Exercise objective: Every record below should be printed exactly as it appears.

Supplied entries:
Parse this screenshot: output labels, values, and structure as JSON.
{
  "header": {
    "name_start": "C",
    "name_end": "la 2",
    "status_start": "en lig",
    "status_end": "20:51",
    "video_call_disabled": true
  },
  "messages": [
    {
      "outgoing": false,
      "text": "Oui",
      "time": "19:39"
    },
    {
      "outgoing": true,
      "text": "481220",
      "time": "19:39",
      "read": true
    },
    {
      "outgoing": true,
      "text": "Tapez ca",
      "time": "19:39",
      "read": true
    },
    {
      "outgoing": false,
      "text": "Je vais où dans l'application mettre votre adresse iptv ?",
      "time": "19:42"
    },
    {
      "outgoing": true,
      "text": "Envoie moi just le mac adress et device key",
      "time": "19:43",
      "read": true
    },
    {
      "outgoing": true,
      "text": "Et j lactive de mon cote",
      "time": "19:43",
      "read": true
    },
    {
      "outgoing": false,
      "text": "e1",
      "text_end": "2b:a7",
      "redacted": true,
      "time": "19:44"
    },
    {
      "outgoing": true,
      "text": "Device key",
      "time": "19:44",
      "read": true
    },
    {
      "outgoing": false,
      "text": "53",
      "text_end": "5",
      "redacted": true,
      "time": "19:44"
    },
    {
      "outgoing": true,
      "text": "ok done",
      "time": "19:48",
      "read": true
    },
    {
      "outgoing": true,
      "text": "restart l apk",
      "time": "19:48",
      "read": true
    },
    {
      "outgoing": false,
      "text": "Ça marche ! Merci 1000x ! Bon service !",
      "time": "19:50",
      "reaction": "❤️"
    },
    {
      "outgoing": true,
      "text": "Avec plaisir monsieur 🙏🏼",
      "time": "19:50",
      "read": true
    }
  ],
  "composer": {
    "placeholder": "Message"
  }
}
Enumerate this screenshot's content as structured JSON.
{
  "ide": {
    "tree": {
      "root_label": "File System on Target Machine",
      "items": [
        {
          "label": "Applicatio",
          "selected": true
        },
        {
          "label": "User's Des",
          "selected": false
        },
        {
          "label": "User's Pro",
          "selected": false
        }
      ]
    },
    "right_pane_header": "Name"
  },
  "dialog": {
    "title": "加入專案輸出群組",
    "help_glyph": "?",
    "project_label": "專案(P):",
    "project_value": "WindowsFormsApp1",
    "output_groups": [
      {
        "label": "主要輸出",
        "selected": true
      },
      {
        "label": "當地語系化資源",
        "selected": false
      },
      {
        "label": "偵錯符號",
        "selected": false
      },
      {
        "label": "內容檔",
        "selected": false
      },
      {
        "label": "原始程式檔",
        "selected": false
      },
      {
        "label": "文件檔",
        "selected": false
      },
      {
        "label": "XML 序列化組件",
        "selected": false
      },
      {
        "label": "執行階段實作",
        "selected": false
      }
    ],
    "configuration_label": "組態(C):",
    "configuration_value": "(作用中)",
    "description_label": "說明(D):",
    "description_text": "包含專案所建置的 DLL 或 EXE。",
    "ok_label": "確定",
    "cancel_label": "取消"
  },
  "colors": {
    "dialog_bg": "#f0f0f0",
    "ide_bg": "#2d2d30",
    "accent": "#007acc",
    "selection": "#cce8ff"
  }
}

Solution to this task:
Parse this screenshot: output labels, values, and structure as JSON.
{
  "header": {
    "name_start": "C",
    "name_end": "la 2",
    "status_start": "en lig",
    "status_end": "20:51",
    "video_call_disabled": true
  },
  "messages": [
    {
      "outgoing": false,
      "text": "Oui",
      "time": "19:39"
    },
    {
      "outgoing": true,
      "text": "481220",
      "time": "19:39",
      "read": true
    },
    {
      "outgoing": true,
      "text": "Tapez ca",
      "time": "19:39",
      "read": true
    },
    {
      "outgoing": false,
      "text": "Je vais où dans l'application mettre votre adresse iptv ?",
      "time": "19:42"
    },
    {
      "outgoing": true,
      "text": "Envoie moi just le mac adress et device key",
      "time": "19:43",
      "read": true
    },
    {
      "outgoing": true,
      "text": "Et j lactive de mon cote",
      "time": "19:43",
      "read": true
    },
    {
      "outgoing": false,
      "text": "e1",
      "text_end": "2b:a7",
      "redacted": true,
      "time": "19:44"
    },
    {
      "outgoing": true,
      "text": "Device key",
      "time": "19:44",
      "read": true
    },
    {
      "outgoing": false,
      "text": "53",
      "text_end": "5",
      "redacted": true,
      "time": "19:44"
    },
    {
      "outgoing": true,
      "text": "ok done",
      "time": "19:48",
      "read": true
    },
    {
      "outgoing": true,
      "text": "restart l apk",
      "time": "19:48",
      "read": true
    },
    {
      "outgoing": false,
      "text": "Ça marche ! Merci 1000x ! Bon service !",
      "time": "19:50",
      "reaction": "❤️"
    },
    {
      "outgoing": true,
      "text": "Avec plaisir monsieur 🙏🏼",
      "time": "19:50",
      "read": true
    }
  ],
  "composer": {
    "placeholder": "Message"
  }
}
Enumerate this screenshot's content as structured JSON.
{
  "ide": {
    "tree": {
      "root_label": "File System on Target Machine",
      "items": [
        {
          "label": "Applicatio",
          "selected": true
        },
        {
          "label": "User's Des",
          "selected": false
        },
        {
          "label": "User's Pro",
          "selected": false
        }
      ]
    },
    "right_pane_header": "Name"
  },
  "dialog": {
    "title": "加入專案輸出群組",
    "help_glyph": "?",
    "project_label": "專案(P):",
    "project_value": "WindowsFormsApp1",
    "output_groups": [
      {
        "label": "主要輸出",
        "selected": true
      },
      {
        "label": "當地語系化資源",
        "selected": false
      },
      {
        "label": "偵錯符號",
        "selected": false
      },
      {
        "label": "內容檔",
        "selected": false
      },
      {
        "label": "原始程式檔",
        "selected": false
      },
      {
        "label": "文件檔",
        "selected": false
      },
      {
        "label": "XML 序列化組件",
        "selected": false
      },
      {
        "label": "執行階段實作",
        "selected": false
      }
    ],
    "configuration_label": "組態(C):",
    "configuration_value": "(作用中)",
    "description_label": "說明(D):",
    "description_text": "包含專案所建置的 DLL 或 EXE。",
    "ok_label": "確定",
    "cancel_label": "取消"
  },
  "colors": {
    "dialog_bg": "#f0f0f0",
    "ide_bg": "#2d2d30",
    "accent": "#007acc",
    "selection": "#cce8ff"
  }
}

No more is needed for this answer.